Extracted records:
%%

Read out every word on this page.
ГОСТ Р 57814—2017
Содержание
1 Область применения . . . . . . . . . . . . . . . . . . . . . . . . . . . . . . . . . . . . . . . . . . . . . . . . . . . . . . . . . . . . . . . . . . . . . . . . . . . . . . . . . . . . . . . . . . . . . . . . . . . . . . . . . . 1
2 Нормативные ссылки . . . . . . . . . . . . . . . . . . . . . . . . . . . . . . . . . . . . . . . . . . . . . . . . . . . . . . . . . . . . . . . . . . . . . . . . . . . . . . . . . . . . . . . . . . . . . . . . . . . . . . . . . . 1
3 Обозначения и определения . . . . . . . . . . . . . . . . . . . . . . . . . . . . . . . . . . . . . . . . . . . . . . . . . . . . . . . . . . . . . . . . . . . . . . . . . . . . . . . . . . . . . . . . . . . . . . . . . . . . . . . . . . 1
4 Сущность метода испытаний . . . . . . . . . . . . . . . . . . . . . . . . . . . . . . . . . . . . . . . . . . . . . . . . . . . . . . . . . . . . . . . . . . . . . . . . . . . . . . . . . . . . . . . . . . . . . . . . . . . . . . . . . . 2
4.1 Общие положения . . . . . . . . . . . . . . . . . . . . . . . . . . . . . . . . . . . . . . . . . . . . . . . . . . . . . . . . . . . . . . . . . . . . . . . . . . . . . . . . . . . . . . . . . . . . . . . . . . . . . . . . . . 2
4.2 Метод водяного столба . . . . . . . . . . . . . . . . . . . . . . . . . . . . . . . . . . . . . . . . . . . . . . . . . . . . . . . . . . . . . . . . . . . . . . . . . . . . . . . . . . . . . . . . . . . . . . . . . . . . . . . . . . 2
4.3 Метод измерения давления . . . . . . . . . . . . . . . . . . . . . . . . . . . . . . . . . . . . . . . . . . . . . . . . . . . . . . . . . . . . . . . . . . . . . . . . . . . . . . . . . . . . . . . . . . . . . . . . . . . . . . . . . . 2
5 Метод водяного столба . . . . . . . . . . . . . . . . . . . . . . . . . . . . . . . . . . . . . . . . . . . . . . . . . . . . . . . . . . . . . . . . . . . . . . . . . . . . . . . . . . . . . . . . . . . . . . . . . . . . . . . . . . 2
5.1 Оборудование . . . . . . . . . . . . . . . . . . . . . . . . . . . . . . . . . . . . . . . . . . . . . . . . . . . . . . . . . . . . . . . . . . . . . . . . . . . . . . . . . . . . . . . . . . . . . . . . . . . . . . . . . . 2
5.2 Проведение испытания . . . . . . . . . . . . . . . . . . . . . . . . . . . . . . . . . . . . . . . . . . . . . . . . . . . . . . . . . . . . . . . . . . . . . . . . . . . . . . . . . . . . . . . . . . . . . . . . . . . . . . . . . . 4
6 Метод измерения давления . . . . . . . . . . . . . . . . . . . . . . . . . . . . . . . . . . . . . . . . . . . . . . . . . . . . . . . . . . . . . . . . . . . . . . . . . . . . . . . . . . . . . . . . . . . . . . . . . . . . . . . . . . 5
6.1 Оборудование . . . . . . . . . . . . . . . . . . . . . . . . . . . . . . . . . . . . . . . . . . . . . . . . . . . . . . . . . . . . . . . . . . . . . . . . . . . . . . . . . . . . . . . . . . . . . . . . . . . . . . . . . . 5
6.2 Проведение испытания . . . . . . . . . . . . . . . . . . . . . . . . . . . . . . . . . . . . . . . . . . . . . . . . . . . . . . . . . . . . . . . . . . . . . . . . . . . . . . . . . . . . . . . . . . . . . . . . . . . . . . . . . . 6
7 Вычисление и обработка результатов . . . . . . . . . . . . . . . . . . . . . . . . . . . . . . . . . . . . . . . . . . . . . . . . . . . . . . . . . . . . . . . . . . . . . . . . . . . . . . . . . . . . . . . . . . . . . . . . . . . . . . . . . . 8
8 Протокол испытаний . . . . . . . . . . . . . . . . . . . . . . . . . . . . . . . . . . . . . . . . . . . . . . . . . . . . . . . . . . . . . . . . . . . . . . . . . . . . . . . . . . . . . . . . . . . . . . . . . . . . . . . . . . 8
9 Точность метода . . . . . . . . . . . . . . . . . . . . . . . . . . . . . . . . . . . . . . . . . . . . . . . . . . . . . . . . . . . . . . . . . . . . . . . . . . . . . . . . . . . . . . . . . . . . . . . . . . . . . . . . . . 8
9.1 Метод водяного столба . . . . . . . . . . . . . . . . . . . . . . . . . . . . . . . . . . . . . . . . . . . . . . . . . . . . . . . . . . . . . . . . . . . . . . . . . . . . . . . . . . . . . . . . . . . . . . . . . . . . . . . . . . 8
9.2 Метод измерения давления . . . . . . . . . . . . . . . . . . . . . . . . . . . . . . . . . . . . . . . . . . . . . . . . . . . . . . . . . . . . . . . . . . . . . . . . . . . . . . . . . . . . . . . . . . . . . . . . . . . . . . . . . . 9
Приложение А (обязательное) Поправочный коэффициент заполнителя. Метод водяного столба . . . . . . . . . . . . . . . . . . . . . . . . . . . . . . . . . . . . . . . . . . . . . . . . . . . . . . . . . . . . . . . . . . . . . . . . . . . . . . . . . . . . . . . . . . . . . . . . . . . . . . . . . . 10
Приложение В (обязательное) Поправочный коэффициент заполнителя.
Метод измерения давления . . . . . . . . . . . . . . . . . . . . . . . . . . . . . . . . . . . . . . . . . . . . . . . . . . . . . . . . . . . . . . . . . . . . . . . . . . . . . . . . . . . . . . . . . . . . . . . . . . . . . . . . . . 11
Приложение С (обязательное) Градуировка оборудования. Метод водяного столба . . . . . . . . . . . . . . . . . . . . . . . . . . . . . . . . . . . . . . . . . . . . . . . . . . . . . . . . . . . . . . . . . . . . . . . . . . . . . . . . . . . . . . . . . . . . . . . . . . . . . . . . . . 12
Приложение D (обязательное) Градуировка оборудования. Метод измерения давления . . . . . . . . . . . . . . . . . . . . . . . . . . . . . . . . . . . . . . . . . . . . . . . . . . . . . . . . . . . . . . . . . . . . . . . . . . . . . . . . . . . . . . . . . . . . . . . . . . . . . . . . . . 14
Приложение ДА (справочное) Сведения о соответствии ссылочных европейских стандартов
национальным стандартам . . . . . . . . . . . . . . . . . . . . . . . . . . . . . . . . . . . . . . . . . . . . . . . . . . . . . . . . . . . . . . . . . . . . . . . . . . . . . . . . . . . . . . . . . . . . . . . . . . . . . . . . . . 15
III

%%

• [WORK TO COMPLETE]: Copy every record above exactly as it appears.

• [COMPLETED EXERCISE]:
Read out every word on this page.
ГОСТ Р 57814—2017
Содержание
1 Область применения . . . . . . . . . . . . . . . . . . . . . . . . . . . . . . . . . . . . . . . . . . . . . . . . . . . . . . . . . . . . . . . . . . . . . . . . . . . . . . . . . . . . . . . . . . . . . . . . . . . . . . . . . . 1
2 Нормативные ссылки . . . . . . . . . . . . . . . . . . . . . . . . . . . . . . . . . . . . . . . . . . . . . . . . . . . . . . . . . . . . . . . . . . . . . . . . . . . . . . . . . . . . . . . . . . . . . . . . . . . . . . . . . . 1
3 Обозначения и определения . . . . . . . . . . . . . . . . . . . . . . . . . . . . . . . . . . . . . . . . . . . . . . . . . . . . . . . . . . . . . . . . . . . . . . . . . . . . . . . . . . . . . . . . . . . . . . . . . . . . . . . . . . 1
4 Сущность метода испытаний . . . . . . . . . . . . . . . . . . . . . . . . . . . . . . . . . . . . . . . . . . . . . . . . . . . . . . . . . . . . . . . . . . . . . . . . . . . . . . . . . . . . . . . . . . . . . . . . . . . . . . . . . . 2
4.1 Общие положения . . . . . . . . . . . . . . . . . . . . . . . . . . . . . . . . . . . . . . . . . . . . . . . . . . . . . . . . . . . . . . . . . . . . . . . . . . . . . . . . . . . . . . . . . . . . . . . . . . . . . . . . . . 2
4.2 Метод водяного столба . . . . . . . . . . . . . . . . . . . . . . . . . . . . . . . . . . . . . . . . . . . . . . . . . . . . . . . . . . . . . . . . . . . . . . . . . . . . . . . . . . . . . . . . . . . . . . . . . . . . . . . . . . 2
4.3 Метод измерения давления . . . . . . . . . . . . . . . . . . . . . . . . . . . . . . . . . . . . . . . . . . . . . . . . . . . . . . . . . . . . . . . . . . . . . . . . . . . . . . . . . . . . . . . . . . . . . . . . . . . . . . . . . . 2
5 Метод водяного столба . . . . . . . . . . . . . . . . . . . . . . . . . . . . . . . . . . . . . . . . . . . . . . . . . . . . . . . . . . . . . . . . . . . . . . . . . . . . . . . . . . . . . . . . . . . . . . . . . . . . . . . . . . 2
5.1 Оборудование . . . . . . . . . . . . . . . . . . . . . . . . . . . . . . . . . . . . . . . . . . . . . . . . . . . . . . . . . . . . . . . . . . . . . . . . . . . . . . . . . . . . . . . . . . . . . . . . . . . . . . . . . . 2
5.2 Проведение испытания . . . . . . . . . . . . . . . . . . . . . . . . . . . . . . . . . . . . . . . . . . . . . . . . . . . . . . . . . . . . . . . . . . . . . . . . . . . . . . . . . . . . . . . . . . . . . . . . . . . . . . . . . . 4
6 Метод измерения давления . . . . . . . . . . . . . . . . . . . . . . . . . . . . . . . . . . . . . . . . . . . . . . . . . . . . . . . . . . . . . . . . . . . . . . . . . . . . . . . . . . . . . . . . . . . . . . . . . . . . . . . . . . 5
6.1 Оборудование . . . . . . . . . . . . . . . . . . . . . . . . . . . . . . . . . . . . . . . . . . . . . . . . . . . . . . . . . . . . . . . . . . . . . . . . . . . . . . . . . . . . . . . . . . . . . . . . . . . . . . . . . . 5
6.2 Проведение испытания . . . . . . . . . . . . . . . . . . . . . . . . . . . . . . . . . . . . . . . . . . . . . . . . . . . . . . . . . . . . . . . . . . . . . . . . . . . . . . . . . . . . . . . . . . . . . . . . . . . . . . . . . . 6
7 Вычисление и обработка результатов . . . . . . . . . . . . . . . . . . . . . . . . . . . . . . . . . . . . . . . . . . . . . . . . . . . . . . . . . . . . . . . . . . . . . . . . . . . . . . . . . . . . . . . . . . . . . . . . . . . . . . . . . . 8
8 Протокол испытаний . . . . . . . . . . . . . . . . . . . . . . . . . . . . . . . . . . . . . . . . . . . . . . . . . . . . . . . . . . . . . . . . . . . . . . . . . . . . . . . . . . . . . . . . . . . . . . . . . . . . . . . . . . 8
9 Точность метода . . . . . . . . . . . . . . . . . . . . . . . . . . . . . . . . . . . . . . . . . . . . . . . . . . . . . . . . . . . . . . . . . . . . . . . . . . . . . . . . . . . . . . . . . . . . . . . . . . . . . . . . . . 8
9.1 Метод водяного столба . . . . . . . . . . . . . . . . . . . . . . . . . . . . . . . . . . . . . . . . . . . . . . . . . . . . . . . . . . . . . . . . . . . . . . . . . . . . . . . . . . . . . . . . . . . . . . . . . . . . . . . . . . 8
9.2 Метод измерения давления . . . . . . . . . . . . . . . . . . . . . . . . . . . . . . . . . . . . . . . . . . . . . . . . . . . . . . . . . . . . . . . . . . . . . . . . . . . . . . . . . . . . . . . . . . . . . . . . . . . . . . . . . . 9
Приложение А (обязательное) Поправочный коэффициент заполнителя. Метод водяного столба . . . . . . . . . . . . . . . . . . . . . . . . . . . . . . . . . . . . . . . . . . . . . . . . . . . . . . . . . . . . . . . . . . . . . . . . . . . . . . . . . . . . . . . . . . . . . . . . . . . . . . . . . . 10
Приложение В (обязательное) Поправочный коэффициент заполнителя.
Метод измерения давления . . . . . . . . . . . . . . . . . . . . . . . . . . . . . . . . . . . . . . . . . . . . . . . . . . . . . . . . . . . . . . . . . . . . . . . . . . . . . . . . . . . . . . . . . . . . . . . . . . . . . . . . . . 11
Приложение С (обязательное) Градуировка оборудования. Метод водяного столба . . . . . . . . . . . . . . . . . . . . . . . . . . . . . . . . . . . . . . . . . . . . . . . . . . . . . . . . . . . . . . . . . . . . . . . . . . . . . . . . . . . . . . . . . . . . . . . . . . . . . . . . . . 12
Приложение D (обязательное) Градуировка оборудования. Метод измерения давления . . . . . . . . . . . . . . . . . . . . . . . . . . . . . . . . . . . . . . . . . . . . . . . . . . . . . . . . . . . . . . . . . . . . . . . . . . . . . . . . . . . . . . . . . . . . . . . . . . . . . . . . . . 14
Приложение ДА (справочное) Сведения о соответствии ссылочных европейских стандартов
национальным стандартам . . . . . . . . . . . . . . . . . . . . . . . . . . . . . . . . . . . . . . . . . . . . . . . . . . . . . . . . . . . . . . . . . . . . . . . . . . . . . . . . . . . . . . . . . . . . . . . . . . . . . . . . . . 15
III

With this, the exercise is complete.